Given problem: Report how many lines in the listing below include the word "page". Write nothing besides the number.

»»

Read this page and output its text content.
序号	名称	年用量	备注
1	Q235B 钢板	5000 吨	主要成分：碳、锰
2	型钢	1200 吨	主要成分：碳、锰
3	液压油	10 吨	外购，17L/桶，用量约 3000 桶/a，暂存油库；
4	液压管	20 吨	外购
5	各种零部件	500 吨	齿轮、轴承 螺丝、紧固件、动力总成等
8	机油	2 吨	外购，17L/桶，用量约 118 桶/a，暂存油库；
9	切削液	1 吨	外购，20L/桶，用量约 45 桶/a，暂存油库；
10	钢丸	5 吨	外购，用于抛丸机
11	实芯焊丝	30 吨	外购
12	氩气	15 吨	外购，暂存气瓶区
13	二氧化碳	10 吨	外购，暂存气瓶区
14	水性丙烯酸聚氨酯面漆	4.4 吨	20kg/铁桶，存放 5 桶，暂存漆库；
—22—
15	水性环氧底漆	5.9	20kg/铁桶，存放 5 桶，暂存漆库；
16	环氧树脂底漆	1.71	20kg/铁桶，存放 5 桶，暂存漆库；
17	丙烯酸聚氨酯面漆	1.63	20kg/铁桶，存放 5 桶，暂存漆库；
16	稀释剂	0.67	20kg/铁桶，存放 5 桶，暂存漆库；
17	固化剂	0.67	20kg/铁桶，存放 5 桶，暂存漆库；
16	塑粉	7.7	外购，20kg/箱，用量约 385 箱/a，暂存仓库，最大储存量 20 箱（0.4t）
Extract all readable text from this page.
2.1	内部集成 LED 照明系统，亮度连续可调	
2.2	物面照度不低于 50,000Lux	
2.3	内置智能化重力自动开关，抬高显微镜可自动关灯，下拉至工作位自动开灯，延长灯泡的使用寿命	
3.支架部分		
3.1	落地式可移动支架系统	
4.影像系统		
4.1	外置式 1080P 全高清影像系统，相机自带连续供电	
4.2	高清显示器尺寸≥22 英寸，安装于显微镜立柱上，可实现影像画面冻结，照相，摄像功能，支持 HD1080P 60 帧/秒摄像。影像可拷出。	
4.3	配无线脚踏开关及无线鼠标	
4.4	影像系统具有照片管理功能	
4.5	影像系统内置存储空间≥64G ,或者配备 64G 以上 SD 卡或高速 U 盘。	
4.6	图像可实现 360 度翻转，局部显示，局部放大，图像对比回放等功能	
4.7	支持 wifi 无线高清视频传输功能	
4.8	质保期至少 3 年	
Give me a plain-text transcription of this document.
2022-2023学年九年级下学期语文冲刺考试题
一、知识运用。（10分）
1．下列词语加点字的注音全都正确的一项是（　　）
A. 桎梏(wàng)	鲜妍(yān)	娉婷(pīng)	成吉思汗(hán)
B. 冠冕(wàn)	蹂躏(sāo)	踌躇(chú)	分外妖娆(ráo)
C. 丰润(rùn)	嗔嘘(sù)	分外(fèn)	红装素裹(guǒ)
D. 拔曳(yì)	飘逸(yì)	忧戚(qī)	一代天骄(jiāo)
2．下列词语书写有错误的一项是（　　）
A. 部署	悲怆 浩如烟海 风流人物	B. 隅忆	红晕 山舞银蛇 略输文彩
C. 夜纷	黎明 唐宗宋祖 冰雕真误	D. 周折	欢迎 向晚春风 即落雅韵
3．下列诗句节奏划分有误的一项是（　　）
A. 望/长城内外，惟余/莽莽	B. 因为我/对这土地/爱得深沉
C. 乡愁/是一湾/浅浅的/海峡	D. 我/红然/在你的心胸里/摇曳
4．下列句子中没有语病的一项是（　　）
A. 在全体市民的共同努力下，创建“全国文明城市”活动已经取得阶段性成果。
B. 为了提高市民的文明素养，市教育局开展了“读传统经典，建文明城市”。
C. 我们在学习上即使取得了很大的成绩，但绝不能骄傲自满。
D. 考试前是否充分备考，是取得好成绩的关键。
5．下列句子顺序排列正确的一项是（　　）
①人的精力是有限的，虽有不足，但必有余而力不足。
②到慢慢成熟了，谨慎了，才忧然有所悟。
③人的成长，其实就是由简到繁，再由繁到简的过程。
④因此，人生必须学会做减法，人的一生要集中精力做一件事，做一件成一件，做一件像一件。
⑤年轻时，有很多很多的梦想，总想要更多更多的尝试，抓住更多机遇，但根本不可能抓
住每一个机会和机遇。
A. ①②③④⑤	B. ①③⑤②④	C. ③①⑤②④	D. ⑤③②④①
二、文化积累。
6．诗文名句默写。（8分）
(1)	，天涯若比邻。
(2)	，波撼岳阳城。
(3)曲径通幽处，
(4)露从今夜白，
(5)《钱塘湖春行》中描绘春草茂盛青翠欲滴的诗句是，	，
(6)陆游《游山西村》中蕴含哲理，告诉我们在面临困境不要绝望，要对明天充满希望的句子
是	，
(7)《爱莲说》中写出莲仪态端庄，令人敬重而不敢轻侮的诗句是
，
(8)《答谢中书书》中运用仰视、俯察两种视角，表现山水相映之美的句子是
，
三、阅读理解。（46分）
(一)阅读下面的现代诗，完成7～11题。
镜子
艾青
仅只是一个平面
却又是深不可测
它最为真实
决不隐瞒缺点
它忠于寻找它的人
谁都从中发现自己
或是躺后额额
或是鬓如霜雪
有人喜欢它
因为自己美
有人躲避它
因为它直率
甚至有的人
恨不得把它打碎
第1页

««

Answer for the task: 2